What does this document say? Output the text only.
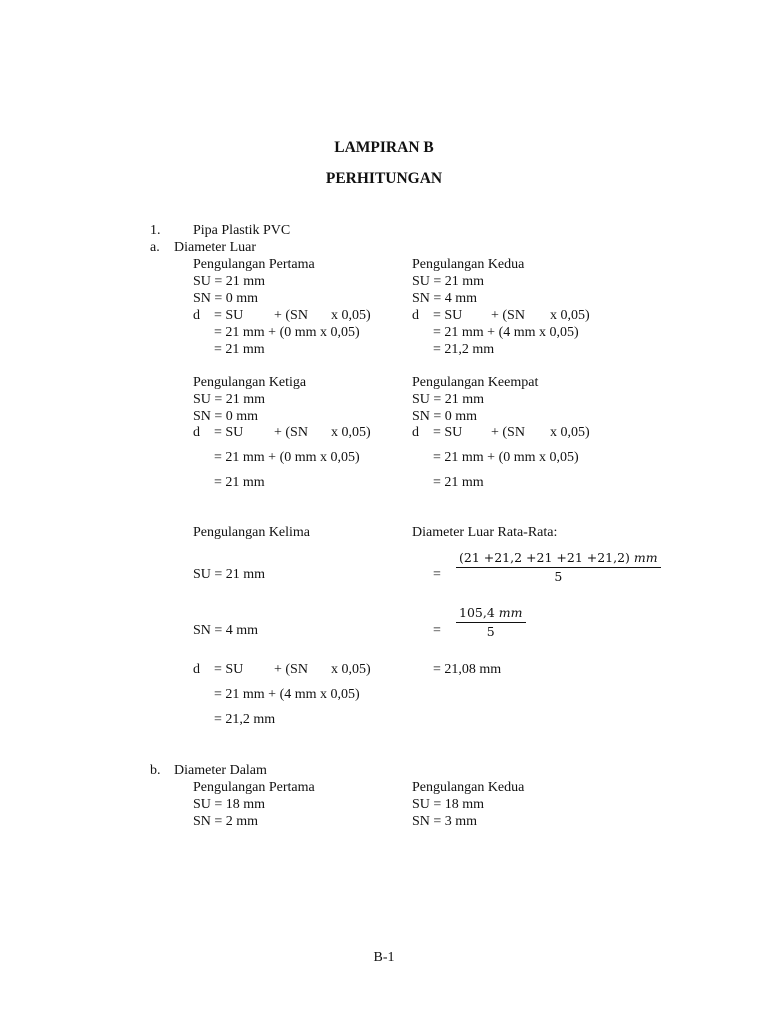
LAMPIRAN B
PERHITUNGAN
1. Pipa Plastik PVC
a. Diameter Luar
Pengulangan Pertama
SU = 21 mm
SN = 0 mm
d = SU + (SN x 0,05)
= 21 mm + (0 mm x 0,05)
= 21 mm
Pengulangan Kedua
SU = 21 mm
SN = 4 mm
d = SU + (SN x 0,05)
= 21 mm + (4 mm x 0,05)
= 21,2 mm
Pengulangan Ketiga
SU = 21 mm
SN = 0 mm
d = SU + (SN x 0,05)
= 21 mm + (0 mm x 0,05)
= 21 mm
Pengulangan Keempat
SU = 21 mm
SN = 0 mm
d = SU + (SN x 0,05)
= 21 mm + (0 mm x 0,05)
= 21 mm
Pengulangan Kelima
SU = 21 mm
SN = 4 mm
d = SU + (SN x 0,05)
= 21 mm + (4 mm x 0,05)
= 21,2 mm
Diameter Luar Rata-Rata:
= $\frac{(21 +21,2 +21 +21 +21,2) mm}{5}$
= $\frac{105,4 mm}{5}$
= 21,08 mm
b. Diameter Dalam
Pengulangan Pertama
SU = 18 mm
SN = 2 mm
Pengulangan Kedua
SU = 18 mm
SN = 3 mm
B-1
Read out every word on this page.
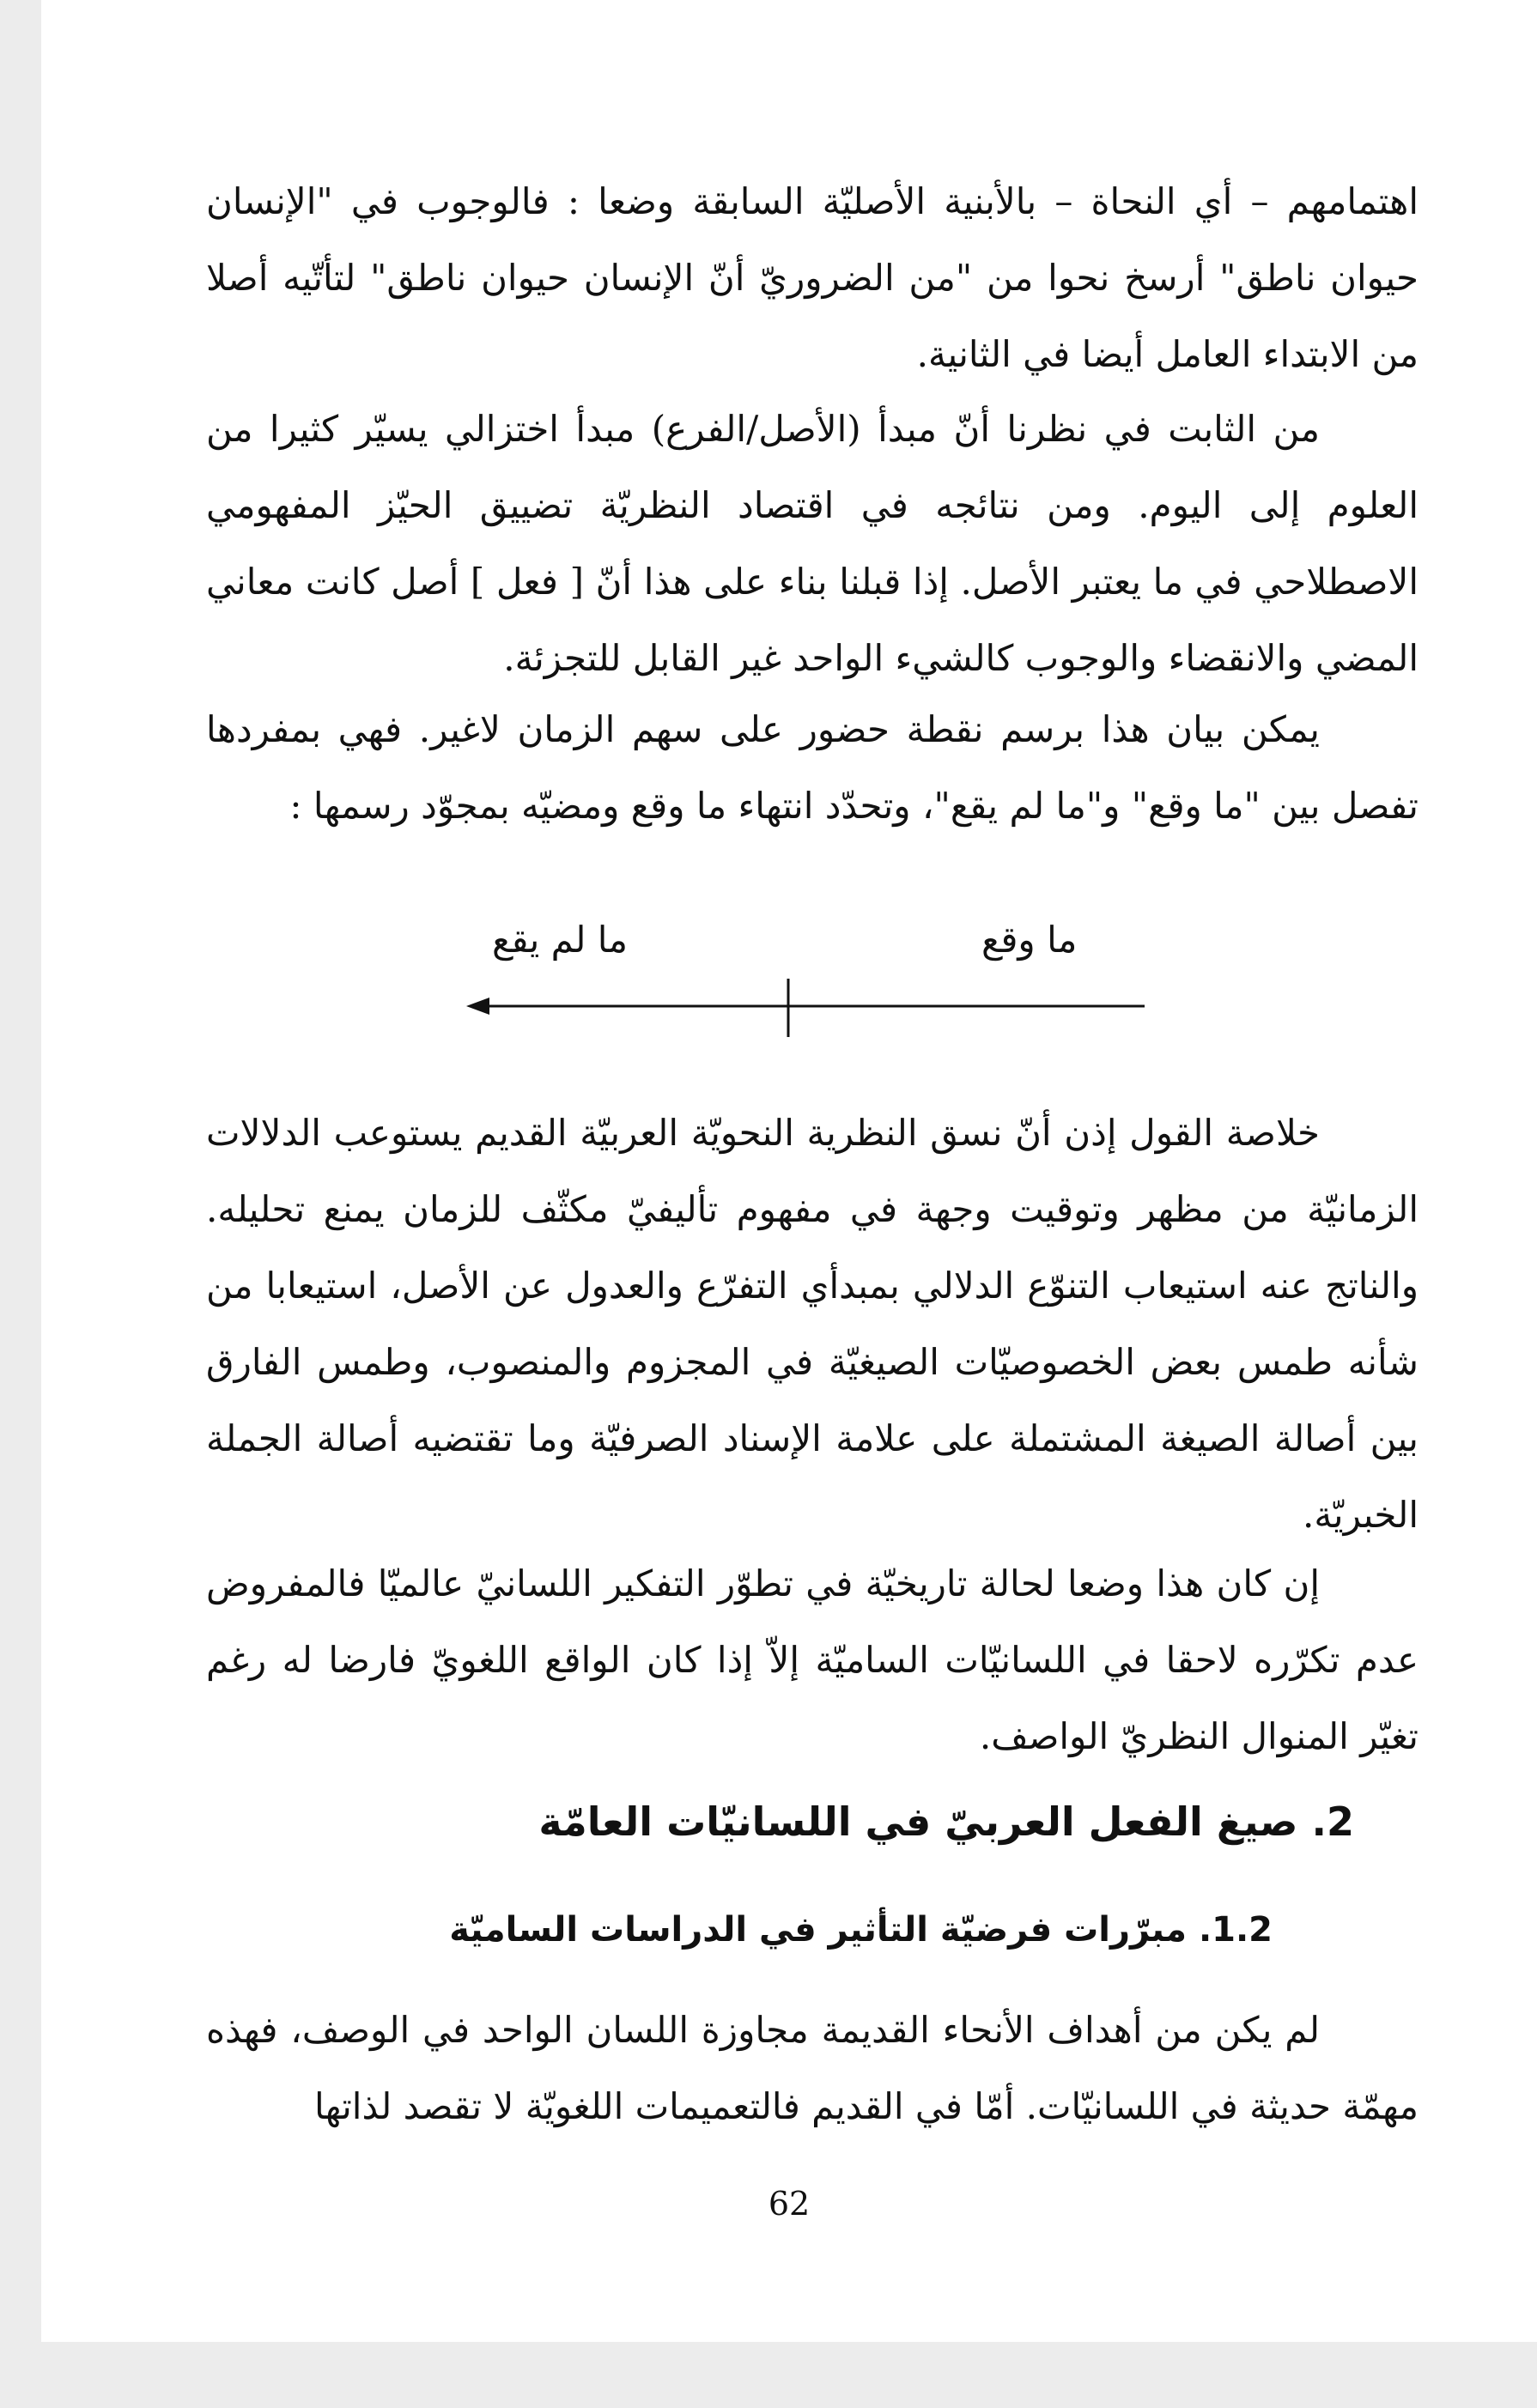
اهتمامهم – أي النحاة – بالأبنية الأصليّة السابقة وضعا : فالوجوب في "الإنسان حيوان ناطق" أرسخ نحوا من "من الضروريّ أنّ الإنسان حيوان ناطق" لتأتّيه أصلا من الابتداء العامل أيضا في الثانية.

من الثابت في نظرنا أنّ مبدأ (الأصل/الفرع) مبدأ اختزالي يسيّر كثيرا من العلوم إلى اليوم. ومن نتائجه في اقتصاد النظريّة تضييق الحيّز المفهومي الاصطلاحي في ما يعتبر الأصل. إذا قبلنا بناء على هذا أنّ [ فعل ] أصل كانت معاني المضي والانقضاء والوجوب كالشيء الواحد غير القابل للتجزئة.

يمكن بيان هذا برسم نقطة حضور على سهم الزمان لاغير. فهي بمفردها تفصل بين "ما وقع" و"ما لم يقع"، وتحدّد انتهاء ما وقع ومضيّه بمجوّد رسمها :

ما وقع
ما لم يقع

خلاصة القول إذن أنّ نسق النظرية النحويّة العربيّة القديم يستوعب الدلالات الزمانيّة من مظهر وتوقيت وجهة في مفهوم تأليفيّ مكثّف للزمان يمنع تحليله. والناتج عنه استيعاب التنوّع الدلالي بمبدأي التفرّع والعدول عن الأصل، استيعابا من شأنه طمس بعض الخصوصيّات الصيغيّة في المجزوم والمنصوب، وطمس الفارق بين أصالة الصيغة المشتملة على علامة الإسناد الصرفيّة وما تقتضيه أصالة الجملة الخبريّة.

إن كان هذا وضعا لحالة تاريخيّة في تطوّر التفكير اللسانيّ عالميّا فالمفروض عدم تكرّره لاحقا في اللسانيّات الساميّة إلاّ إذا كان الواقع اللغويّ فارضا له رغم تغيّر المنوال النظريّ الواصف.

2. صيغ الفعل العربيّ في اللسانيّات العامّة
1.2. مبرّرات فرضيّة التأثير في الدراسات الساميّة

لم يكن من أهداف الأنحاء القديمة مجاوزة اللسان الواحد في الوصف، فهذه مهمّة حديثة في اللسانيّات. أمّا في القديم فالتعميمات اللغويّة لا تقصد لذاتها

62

OBJECTIVE - Write every entry out again exactly, dropping the pictures.

RESPONSE TO THIS TASK -
What does this document say? Output the text only.
LAMPIRAN B
PERHITUNGAN
1. Pipa Plastik PVC
a. Diameter Luar
Pengulangan Pertama
SU = 21 mm
SN = 0 mm
d = SU + (SN x 0,05)
= 21 mm + (0 mm x 0,05)
= 21 mm
Pengulangan Kedua
SU = 21 mm
SN = 4 mm
d = SU + (SN x 0,05)
= 21 mm + (4 mm x 0,05)
= 21,2 mm
Pengulangan Ketiga
SU = 21 mm
SN = 0 mm
d = SU + (SN x 0,05)
= 21 mm + (0 mm x 0,05)
= 21 mm
Pengulangan Keempat
SU = 21 mm
SN = 0 mm
d = SU + (SN x 0,05)
= 21 mm + (0 mm x 0,05)
= 21 mm
Pengulangan Kelima
SU = 21 mm
SN = 4 mm
d = SU + (SN x 0,05)
= 21 mm + (4 mm x 0,05)
= 21,2 mm
Diameter Luar Rata-Rata:
= $\frac{(21 +21,2 +21 +21 +21,2) mm}{5}$
= $\frac{105,4 mm}{5}$
= 21,08 mm
b. Diameter Dalam
Pengulangan Pertama
SU = 18 mm
SN = 2 mm
Pengulangan Kedua
SU = 18 mm
SN = 3 mm
B-1
Read out every word on this page.
اهتمامهم – أي النحاة – بالأبنية الأصليّة السابقة وضعا : فالوجوب في "الإنسان حيوان ناطق" أرسخ نحوا من "من الضروريّ أنّ الإنسان حيوان ناطق" لتأتّيه أصلا من الابتداء العامل أيضا في الثانية.

من الثابت في نظرنا أنّ مبدأ (الأصل/الفرع) مبدأ اختزالي يسيّر كثيرا من العلوم إلى اليوم. ومن نتائجه في اقتصاد النظريّة تضييق الحيّز المفهومي الاصطلاحي في ما يعتبر الأصل. إذا قبلنا بناء على هذا أنّ [ فعل ] أصل كانت معاني المضي والانقضاء والوجوب كالشيء الواحد غير القابل للتجزئة.

يمكن بيان هذا برسم نقطة حضور على سهم الزمان لاغير. فهي بمفردها تفصل بين "ما وقع" و"ما لم يقع"، وتحدّد انتهاء ما وقع ومضيّه بمجوّد رسمها :

ما وقع
ما لم يقع

خلاصة القول إذن أنّ نسق النظرية النحويّة العربيّة القديم يستوعب الدلالات الزمانيّة من مظهر وتوقيت وجهة في مفهوم تأليفيّ مكثّف للزمان يمنع تحليله. والناتج عنه استيعاب التنوّع الدلالي بمبدأي التفرّع والعدول عن الأصل، استيعابا من شأنه طمس بعض الخصوصيّات الصيغيّة في المجزوم والمنصوب، وطمس الفارق بين أصالة الصيغة المشتملة على علامة الإسناد الصرفيّة وما تقتضيه أصالة الجملة الخبريّة.

إن كان هذا وضعا لحالة تاريخيّة في تطوّر التفكير اللسانيّ عالميّا فالمفروض عدم تكرّره لاحقا في اللسانيّات الساميّة إلاّ إذا كان الواقع اللغويّ فارضا له رغم تغيّر المنوال النظريّ الواصف.

2. صيغ الفعل العربيّ في اللسانيّات العامّة
1.2. مبرّرات فرضيّة التأثير في الدراسات الساميّة

لم يكن من أهداف الأنحاء القديمة مجاوزة اللسان الواحد في الوصف، فهذه مهمّة حديثة في اللسانيّات. أمّا في القديم فالتعميمات اللغويّة لا تقصد لذاتها

62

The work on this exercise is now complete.